(Data records)
┄┄┄┄┄┄
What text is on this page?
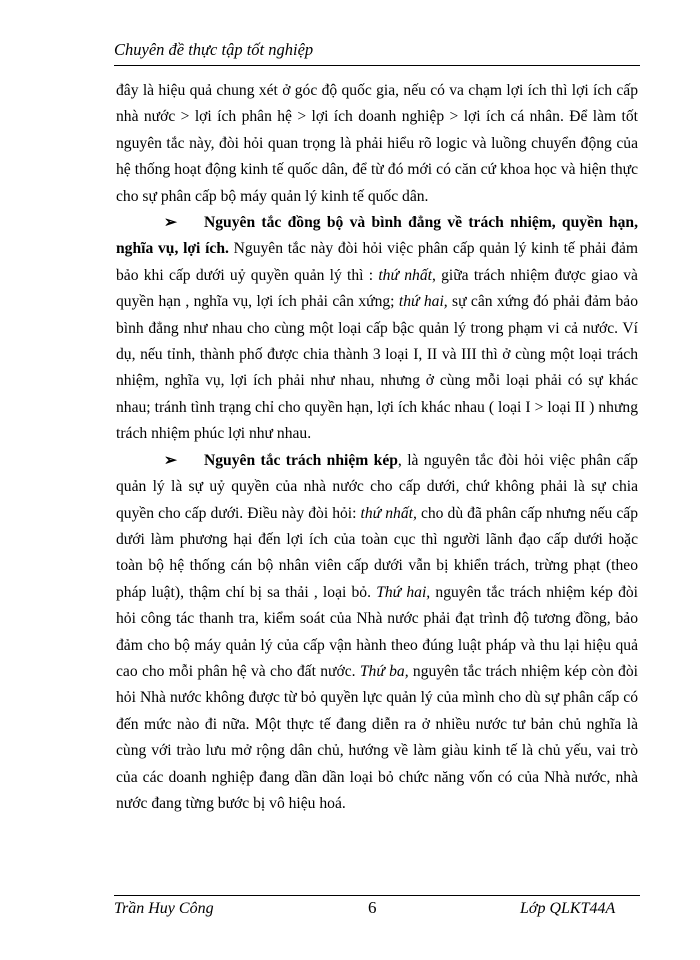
Chuyên đề thực tập tốt nghiệp

đây là hiệu quả chung xét ở góc độ quốc gia, nếu có va chạm lợi ích thì lợi ích cấp nhà nước > lợi ích phân hệ > lợi ích doanh nghiệp > lợi ích cá nhân. Để làm tốt nguyên tắc này, đòi hỏi quan trọng là phải hiểu rõ logic và luồng chuyển động của hệ thống hoạt động kinh tế quốc dân, để từ đó mới có căn cứ khoa học và hiện thực cho sự phân cấp bộ máy quản lý kinh tế quốc dân.

➢ Nguyên tắc đồng bộ và bình đẳng về trách nhiệm, quyền hạn, nghĩa vụ, lợi ích. Nguyên tắc này đòi hỏi việc phân cấp quản lý kinh tế phải đảm bảo khi cấp dưới uỷ quyền quản lý thì : thứ nhất, giữa trách nhiệm được giao và quyền hạn , nghĩa vụ, lợi ích phải cân xứng; thứ hai, sự cân xứng đó phải đảm bảo bình đẳng như nhau cho cùng một loại cấp bậc quản lý trong phạm vi cả nước. Ví dụ, nếu tỉnh, thành phố được chia thành 3 loại I, II và III thì ở cùng một loại trách nhiệm, nghĩa vụ, lợi ích phải như nhau, nhưng ở cùng mỗi loại phải có sự khác nhau; tránh tình trạng chỉ cho quyền hạn, lợi ích khác nhau ( loại I > loại II ) nhưng trách nhiệm phúc lợi như nhau.

➢ Nguyên tắc trách nhiệm kép, là nguyên tắc đòi hỏi việc phân cấp quản lý là sự uỷ quyền của nhà nước cho cấp dưới, chứ không phải là sự chia quyền cho cấp dưới. Điều này đòi hỏi: thứ nhất, cho dù đã phân cấp nhưng nếu cấp dưới làm phương hại đến lợi ích của toàn cục thì người lãnh đạo cấp dưới hoặc toàn bộ hệ thống cán bộ nhân viên cấp dưới vẫn bị khiển trách, trừng phạt (theo pháp luật), thậm chí bị sa thải , loại bỏ. Thứ hai, nguyên tắc trách nhiệm kép đòi hỏi công tác thanh tra, kiểm soát của Nhà nước phải đạt trình độ tương đồng, bảo đảm cho bộ máy quản lý của cấp vận hành theo đúng luật pháp và thu lại hiệu quả cao cho mỗi phân hệ và cho đất nước. Thứ ba, nguyên tắc trách nhiệm kép còn đòi hỏi Nhà nước không được từ bỏ quyền lực quản lý của mình cho dù sự phân cấp có đến mức nào đi nữa. Một thực tế đang diễn ra ở nhiều nước tư bản chủ nghĩa là cùng với trào lưu mở rộng dân chủ, hướng về làm giàu kinh tế là chủ yếu, vai trò của các doanh nghiệp đang dần dần loại bỏ chức năng vốn có của Nhà nước, nhà nước đang từng bước bị vô hiệu hoá.

Trần Huy Công	6	Lớp QLKT44A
┄┄┄┄┄┄
Find the word "nghiệp" in the records and pull out each line that has it.

Chuyên đề thực tập tốt nghiệp
đây là hiệu quả chung xét ở góc độ quốc gia, nếu có va chạm lợi ích thì lợi ích cấp nhà nước > lợi ích phân hệ > lợi ích doanh nghiệp > lợi ích cá nhân. Để làm tốt nguyên tắc này, đòi hỏi quan trọng là phải hiểu rõ logic và luồng chuyển động của hệ thống hoạt động kinh tế quốc dân, để từ đó mới có căn cứ khoa học và hiện thực cho sự phân cấp bộ máy quản lý kinh tế quốc dân.
➢ Nguyên tắc trách nhiệm kép, là nguyên tắc đòi hỏi việc phân cấp quản lý là sự uỷ quyền của nhà nước cho cấp dưới, chứ không phải là sự chia quyền cho cấp dưới. Điều này đòi hỏi: thứ nhất, cho dù đã phân cấp nhưng nếu cấp dưới làm phương hại đến lợi ích của toàn cục thì người lãnh đạo cấp dưới hoặc toàn bộ hệ thống cán bộ nhân viên cấp dưới vẫn bị khiển trách, trừng phạt (theo pháp luật), thậm chí bị sa thải , loại bỏ. Thứ hai, nguyên tắc trách nhiệm kép đòi hỏi công tác thanh tra, kiểm soát của Nhà nước phải đạt trình độ tương đồng, bảo đảm cho bộ máy quản lý của cấp vận hành theo đúng luật pháp và thu lại hiệu quả cao cho mỗi phân hệ và cho đất nước. Thứ ba, nguyên tắc trách nhiệm kép còn đòi hỏi Nhà nước không được từ bỏ quyền lực quản lý của mình cho dù sự phân cấp có đến mức nào đi nữa. Một thực tế đang diễn ra ở nhiều nước tư bản chủ nghĩa là cùng với trào lưu mở rộng dân chủ, hướng về làm giàu kinh tế là chủ yếu, vai trò của các doanh nghiệp đang dần dần loại bỏ chức năng vốn có của Nhà nước, nhà nước đang từng bước bị vô hiệu hoá.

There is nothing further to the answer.